**Your objective:** Will you write out the data exactly, excluding every picture?

**Given data:**
BEGIN
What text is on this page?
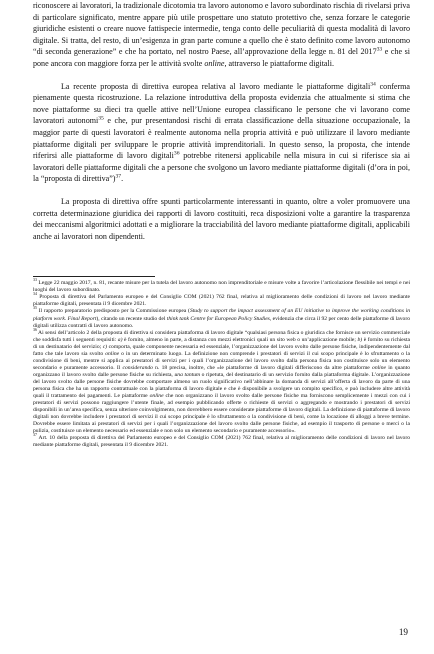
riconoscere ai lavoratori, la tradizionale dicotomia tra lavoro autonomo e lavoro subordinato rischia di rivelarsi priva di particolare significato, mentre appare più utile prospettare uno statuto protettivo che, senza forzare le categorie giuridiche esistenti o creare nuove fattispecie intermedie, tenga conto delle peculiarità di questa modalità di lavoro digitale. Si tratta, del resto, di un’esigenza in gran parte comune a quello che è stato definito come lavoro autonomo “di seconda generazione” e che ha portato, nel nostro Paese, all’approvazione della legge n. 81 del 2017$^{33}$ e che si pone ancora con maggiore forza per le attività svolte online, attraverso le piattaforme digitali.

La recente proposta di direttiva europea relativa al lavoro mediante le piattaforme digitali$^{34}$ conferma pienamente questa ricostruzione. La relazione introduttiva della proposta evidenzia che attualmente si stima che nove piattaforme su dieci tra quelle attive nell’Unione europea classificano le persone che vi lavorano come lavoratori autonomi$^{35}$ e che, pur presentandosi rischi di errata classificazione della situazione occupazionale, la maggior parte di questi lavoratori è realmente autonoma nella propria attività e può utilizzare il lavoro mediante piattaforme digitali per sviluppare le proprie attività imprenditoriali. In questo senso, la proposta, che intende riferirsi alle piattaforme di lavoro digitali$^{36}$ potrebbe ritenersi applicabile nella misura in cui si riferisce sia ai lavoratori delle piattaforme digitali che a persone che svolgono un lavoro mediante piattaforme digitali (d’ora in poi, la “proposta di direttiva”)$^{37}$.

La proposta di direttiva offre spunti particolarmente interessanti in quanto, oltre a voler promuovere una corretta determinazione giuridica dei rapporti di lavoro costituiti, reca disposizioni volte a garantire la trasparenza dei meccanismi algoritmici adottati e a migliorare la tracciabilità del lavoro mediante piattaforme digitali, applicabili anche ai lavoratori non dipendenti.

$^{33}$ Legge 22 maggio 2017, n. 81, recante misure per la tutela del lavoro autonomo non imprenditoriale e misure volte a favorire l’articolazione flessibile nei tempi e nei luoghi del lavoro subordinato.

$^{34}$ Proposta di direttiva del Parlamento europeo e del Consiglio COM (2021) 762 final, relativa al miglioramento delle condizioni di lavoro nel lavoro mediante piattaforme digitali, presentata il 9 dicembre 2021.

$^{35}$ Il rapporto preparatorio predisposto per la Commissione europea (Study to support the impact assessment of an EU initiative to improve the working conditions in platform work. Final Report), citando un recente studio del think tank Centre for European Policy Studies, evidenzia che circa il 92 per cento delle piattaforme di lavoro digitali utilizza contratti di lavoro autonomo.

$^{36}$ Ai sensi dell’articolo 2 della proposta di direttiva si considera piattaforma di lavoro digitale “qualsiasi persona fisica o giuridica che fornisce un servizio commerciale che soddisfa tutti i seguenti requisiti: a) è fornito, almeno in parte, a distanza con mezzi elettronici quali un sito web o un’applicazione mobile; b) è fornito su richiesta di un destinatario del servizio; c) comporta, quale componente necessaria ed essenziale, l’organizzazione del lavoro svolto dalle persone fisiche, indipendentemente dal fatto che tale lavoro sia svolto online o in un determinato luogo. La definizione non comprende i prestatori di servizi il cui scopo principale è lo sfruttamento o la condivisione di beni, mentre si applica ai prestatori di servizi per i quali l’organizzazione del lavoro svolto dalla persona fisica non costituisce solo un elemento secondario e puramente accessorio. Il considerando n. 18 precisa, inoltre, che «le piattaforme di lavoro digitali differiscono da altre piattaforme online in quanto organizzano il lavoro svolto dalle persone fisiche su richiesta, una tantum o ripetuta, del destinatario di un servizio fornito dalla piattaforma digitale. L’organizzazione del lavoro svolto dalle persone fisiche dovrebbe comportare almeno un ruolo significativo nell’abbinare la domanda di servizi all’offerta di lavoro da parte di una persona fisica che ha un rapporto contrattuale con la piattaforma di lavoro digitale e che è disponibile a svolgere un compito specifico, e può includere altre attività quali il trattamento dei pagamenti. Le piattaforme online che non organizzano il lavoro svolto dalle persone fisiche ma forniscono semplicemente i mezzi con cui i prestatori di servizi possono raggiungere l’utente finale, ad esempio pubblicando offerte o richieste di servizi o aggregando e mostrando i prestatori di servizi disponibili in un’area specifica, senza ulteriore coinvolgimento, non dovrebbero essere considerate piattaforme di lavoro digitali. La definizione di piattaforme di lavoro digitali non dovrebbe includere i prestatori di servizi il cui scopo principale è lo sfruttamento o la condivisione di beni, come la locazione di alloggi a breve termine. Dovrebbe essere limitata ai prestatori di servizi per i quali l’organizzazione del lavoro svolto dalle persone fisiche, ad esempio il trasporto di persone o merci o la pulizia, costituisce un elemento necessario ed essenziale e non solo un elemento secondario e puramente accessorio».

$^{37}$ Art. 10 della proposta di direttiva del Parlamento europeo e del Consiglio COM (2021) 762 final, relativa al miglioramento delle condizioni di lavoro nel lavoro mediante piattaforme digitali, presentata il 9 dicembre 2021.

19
END
**Output for this task:**
What text is on this page?
riconoscere ai lavoratori, la tradizionale dicotomia tra lavoro autonomo e lavoro subordinato rischia di rivelarsi priva di particolare significato, mentre appare più utile prospettare uno statuto protettivo che, senza forzare le categorie giuridiche esistenti o creare nuove fattispecie intermedie, tenga conto delle peculiarità di questa modalità di lavoro digitale. Si tratta, del resto, di un’esigenza in gran parte comune a quello che è stato definito come lavoro autonomo “di seconda generazione” e che ha portato, nel nostro Paese, all’approvazione della legge n. 81 del 2017$^{33}$ e che si pone ancora con maggiore forza per le attività svolte online, attraverso le piattaforme digitali.

La recente proposta di direttiva europea relativa al lavoro mediante le piattaforme digitali$^{34}$ conferma pienamente questa ricostruzione. La relazione introduttiva della proposta evidenzia che attualmente si stima che nove piattaforme su dieci tra quelle attive nell’Unione europea classificano le persone che vi lavorano come lavoratori autonomi$^{35}$ e che, pur presentandosi rischi di errata classificazione della situazione occupazionale, la maggior parte di questi lavoratori è realmente autonoma nella propria attività e può utilizzare il lavoro mediante piattaforme digitali per sviluppare le proprie attività imprenditoriali. In questo senso, la proposta, che intende riferirsi alle piattaforme di lavoro digitali$^{36}$ potrebbe ritenersi applicabile nella misura in cui si riferisce sia ai lavoratori delle piattaforme digitali che a persone che svolgono un lavoro mediante piattaforme digitali (d’ora in poi, la “proposta di direttiva”)$^{37}$.

La proposta di direttiva offre spunti particolarmente interessanti in quanto, oltre a voler promuovere una corretta determinazione giuridica dei rapporti di lavoro costituiti, reca disposizioni volte a garantire la trasparenza dei meccanismi algoritmici adottati e a migliorare la tracciabilità del lavoro mediante piattaforme digitali, applicabili anche ai lavoratori non dipendenti.

$^{33}$ Legge 22 maggio 2017, n. 81, recante misure per la tutela del lavoro autonomo non imprenditoriale e misure volte a favorire l’articolazione flessibile nei tempi e nei luoghi del lavoro subordinato.

$^{34}$ Proposta di direttiva del Parlamento europeo e del Consiglio COM (2021) 762 final, relativa al miglioramento delle condizioni di lavoro nel lavoro mediante piattaforme digitali, presentata il 9 dicembre 2021.

$^{35}$ Il rapporto preparatorio predisposto per la Commissione europea (Study to support the impact assessment of an EU initiative to improve the working conditions in platform work. Final Report), citando un recente studio del think tank Centre for European Policy Studies, evidenzia che circa il 92 per cento delle piattaforme di lavoro digitali utilizza contratti di lavoro autonomo.

$^{36}$ Ai sensi dell’articolo 2 della proposta di direttiva si considera piattaforma di lavoro digitale “qualsiasi persona fisica o giuridica che fornisce un servizio commerciale che soddisfa tutti i seguenti requisiti: a) è fornito, almeno in parte, a distanza con mezzi elettronici quali un sito web o un’applicazione mobile; b) è fornito su richiesta di un destinatario del servizio; c) comporta, quale componente necessaria ed essenziale, l’organizzazione del lavoro svolto dalle persone fisiche, indipendentemente dal fatto che tale lavoro sia svolto online o in un determinato luogo. La definizione non comprende i prestatori di servizi il cui scopo principale è lo sfruttamento o la condivisione di beni, mentre si applica ai prestatori di servizi per i quali l’organizzazione del lavoro svolto dalla persona fisica non costituisce solo un elemento secondario e puramente accessorio. Il considerando n. 18 precisa, inoltre, che «le piattaforme di lavoro digitali differiscono da altre piattaforme online in quanto organizzano il lavoro svolto dalle persone fisiche su richiesta, una tantum o ripetuta, del destinatario di un servizio fornito dalla piattaforma digitale. L’organizzazione del lavoro svolto dalle persone fisiche dovrebbe comportare almeno un ruolo significativo nell’abbinare la domanda di servizi all’offerta di lavoro da parte di una persona fisica che ha un rapporto contrattuale con la piattaforma di lavoro digitale e che è disponibile a svolgere un compito specifico, e può includere altre attività quali il trattamento dei pagamenti. Le piattaforme online che non organizzano il lavoro svolto dalle persone fisiche ma forniscono semplicemente i mezzi con cui i prestatori di servizi possono raggiungere l’utente finale, ad esempio pubblicando offerte o richieste di servizi o aggregando e mostrando i prestatori di servizi disponibili in un’area specifica, senza ulteriore coinvolgimento, non dovrebbero essere considerate piattaforme di lavoro digitali. La definizione di piattaforme di lavoro digitali non dovrebbe includere i prestatori di servizi il cui scopo principale è lo sfruttamento o la condivisione di beni, come la locazione di alloggi a breve termine. Dovrebbe essere limitata ai prestatori di servizi per i quali l’organizzazione del lavoro svolto dalle persone fisiche, ad esempio il trasporto di persone o merci o la pulizia, costituisce un elemento necessario ed essenziale e non solo un elemento secondario e puramente accessorio».

$^{37}$ Art. 10 della proposta di direttiva del Parlamento europeo e del Consiglio COM (2021) 762 final, relativa al miglioramento delle condizioni di lavoro nel lavoro mediante piattaforme digitali, presentata il 9 dicembre 2021.

19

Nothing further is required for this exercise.